EXERCISE TASK -
Retype the records that come next, word for word.

SUPPLIED INFORMATION -
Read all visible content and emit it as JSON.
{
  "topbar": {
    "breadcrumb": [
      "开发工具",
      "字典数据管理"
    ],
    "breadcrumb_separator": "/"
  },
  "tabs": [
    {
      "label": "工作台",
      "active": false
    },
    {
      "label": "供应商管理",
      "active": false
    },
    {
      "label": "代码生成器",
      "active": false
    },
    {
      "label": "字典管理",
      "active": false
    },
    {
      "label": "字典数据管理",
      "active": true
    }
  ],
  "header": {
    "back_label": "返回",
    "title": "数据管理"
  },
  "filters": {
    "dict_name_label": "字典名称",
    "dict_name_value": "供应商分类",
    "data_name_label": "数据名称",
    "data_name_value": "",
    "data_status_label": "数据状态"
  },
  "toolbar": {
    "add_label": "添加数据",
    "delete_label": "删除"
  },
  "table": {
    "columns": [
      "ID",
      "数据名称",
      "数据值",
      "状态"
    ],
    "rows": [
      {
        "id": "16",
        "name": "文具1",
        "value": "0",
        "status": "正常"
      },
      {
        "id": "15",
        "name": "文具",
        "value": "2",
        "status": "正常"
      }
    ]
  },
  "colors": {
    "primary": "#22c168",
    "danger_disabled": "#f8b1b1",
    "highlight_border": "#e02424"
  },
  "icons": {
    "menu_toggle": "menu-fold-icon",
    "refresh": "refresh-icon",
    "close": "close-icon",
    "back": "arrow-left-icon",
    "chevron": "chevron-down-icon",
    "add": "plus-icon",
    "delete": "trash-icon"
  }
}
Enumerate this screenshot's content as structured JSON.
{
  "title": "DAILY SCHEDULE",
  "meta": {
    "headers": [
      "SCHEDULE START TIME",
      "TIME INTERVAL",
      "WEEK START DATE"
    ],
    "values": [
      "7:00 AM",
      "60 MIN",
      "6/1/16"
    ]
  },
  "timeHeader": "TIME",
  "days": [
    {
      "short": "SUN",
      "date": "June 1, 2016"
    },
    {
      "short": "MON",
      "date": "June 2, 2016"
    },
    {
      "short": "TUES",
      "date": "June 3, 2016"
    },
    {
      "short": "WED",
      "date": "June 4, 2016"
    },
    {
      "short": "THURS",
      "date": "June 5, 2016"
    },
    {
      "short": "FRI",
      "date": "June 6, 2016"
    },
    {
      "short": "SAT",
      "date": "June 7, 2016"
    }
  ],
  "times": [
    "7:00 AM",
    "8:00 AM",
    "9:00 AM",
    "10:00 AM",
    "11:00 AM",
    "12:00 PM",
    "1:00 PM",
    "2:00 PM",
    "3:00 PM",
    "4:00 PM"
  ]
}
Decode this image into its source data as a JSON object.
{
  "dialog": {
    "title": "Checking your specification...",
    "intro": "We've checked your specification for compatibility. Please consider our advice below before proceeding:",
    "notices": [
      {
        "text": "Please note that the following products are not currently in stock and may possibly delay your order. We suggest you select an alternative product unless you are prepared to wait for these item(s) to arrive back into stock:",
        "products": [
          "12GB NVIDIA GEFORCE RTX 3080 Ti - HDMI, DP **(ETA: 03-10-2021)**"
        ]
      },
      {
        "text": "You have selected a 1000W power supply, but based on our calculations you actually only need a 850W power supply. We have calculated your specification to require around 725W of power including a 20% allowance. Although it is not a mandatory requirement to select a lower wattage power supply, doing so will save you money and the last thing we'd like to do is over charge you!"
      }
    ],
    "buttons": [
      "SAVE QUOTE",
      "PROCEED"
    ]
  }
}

FULL ANSWER -
Read all visible content and emit it as JSON.
{
  "topbar": {
    "breadcrumb": [
      "开发工具",
      "字典数据管理"
    ],
    "breadcrumb_separator": "/"
  },
  "tabs": [
    {
      "label": "工作台",
      "active": false
    },
    {
      "label": "供应商管理",
      "active": false
    },
    {
      "label": "代码生成器",
      "active": false
    },
    {
      "label": "字典管理",
      "active": false
    },
    {
      "label": "字典数据管理",
      "active": true
    }
  ],
  "header": {
    "back_label": "返回",
    "title": "数据管理"
  },
  "filters": {
    "dict_name_label": "字典名称",
    "dict_name_value": "供应商分类",
    "data_name_label": "数据名称",
    "data_name_value": "",
    "data_status_label": "数据状态"
  },
  "toolbar": {
    "add_label": "添加数据",
    "delete_label": "删除"
  },
  "table": {
    "columns": [
      "ID",
      "数据名称",
      "数据值",
      "状态"
    ],
    "rows": [
      {
        "id": "16",
        "name": "文具1",
        "value": "0",
        "status": "正常"
      },
      {
        "id": "15",
        "name": "文具",
        "value": "2",
        "status": "正常"
      }
    ]
  },
  "colors": {
    "primary": "#22c168",
    "danger_disabled": "#f8b1b1",
    "highlight_border": "#e02424"
  },
  "icons": {
    "menu_toggle": "menu-fold-icon",
    "refresh": "refresh-icon",
    "close": "close-icon",
    "back": "arrow-left-icon",
    "chevron": "chevron-down-icon",
    "add": "plus-icon",
    "delete": "trash-icon"
  }
}
Enumerate this screenshot's content as structured JSON.
{
  "title": "DAILY SCHEDULE",
  "meta": {
    "headers": [
      "SCHEDULE START TIME",
      "TIME INTERVAL",
      "WEEK START DATE"
    ],
    "values": [
      "7:00 AM",
      "60 MIN",
      "6/1/16"
    ]
  },
  "timeHeader": "TIME",
  "days": [
    {
      "short": "SUN",
      "date": "June 1, 2016"
    },
    {
      "short": "MON",
      "date": "June 2, 2016"
    },
    {
      "short": "TUES",
      "date": "June 3, 2016"
    },
    {
      "short": "WED",
      "date": "June 4, 2016"
    },
    {
      "short": "THURS",
      "date": "June 5, 2016"
    },
    {
      "short": "FRI",
      "date": "June 6, 2016"
    },
    {
      "short": "SAT",
      "date": "June 7, 2016"
    }
  ],
  "times": [
    "7:00 AM",
    "8:00 AM",
    "9:00 AM",
    "10:00 AM",
    "11:00 AM",
    "12:00 PM",
    "1:00 PM",
    "2:00 PM",
    "3:00 PM",
    "4:00 PM"
  ]
}
Decode this image into its source data as a JSON object.
{
  "dialog": {
    "title": "Checking your specification...",
    "intro": "We've checked your specification for compatibility. Please consider our advice below before proceeding:",
    "notices": [
      {
        "text": "Please note that the following products are not currently in stock and may possibly delay your order. We suggest you select an alternative product unless you are prepared to wait for these item(s) to arrive back into stock:",
        "products": [
          "12GB NVIDIA GEFORCE RTX 3080 Ti - HDMI, DP **(ETA: 03-10-2021)**"
        ]
      },
      {
        "text": "You have selected a 1000W power supply, but based on our calculations you actually only need a 850W power supply. We have calculated your specification to require around 725W of power including a 20% allowance. Although it is not a mandatory requirement to select a lower wattage power supply, doing so will save you money and the last thing we'd like to do is over charge you!"
      }
    ],
    "buttons": [
      "SAVE QUOTE",
      "PROCEED"
    ]
  }
}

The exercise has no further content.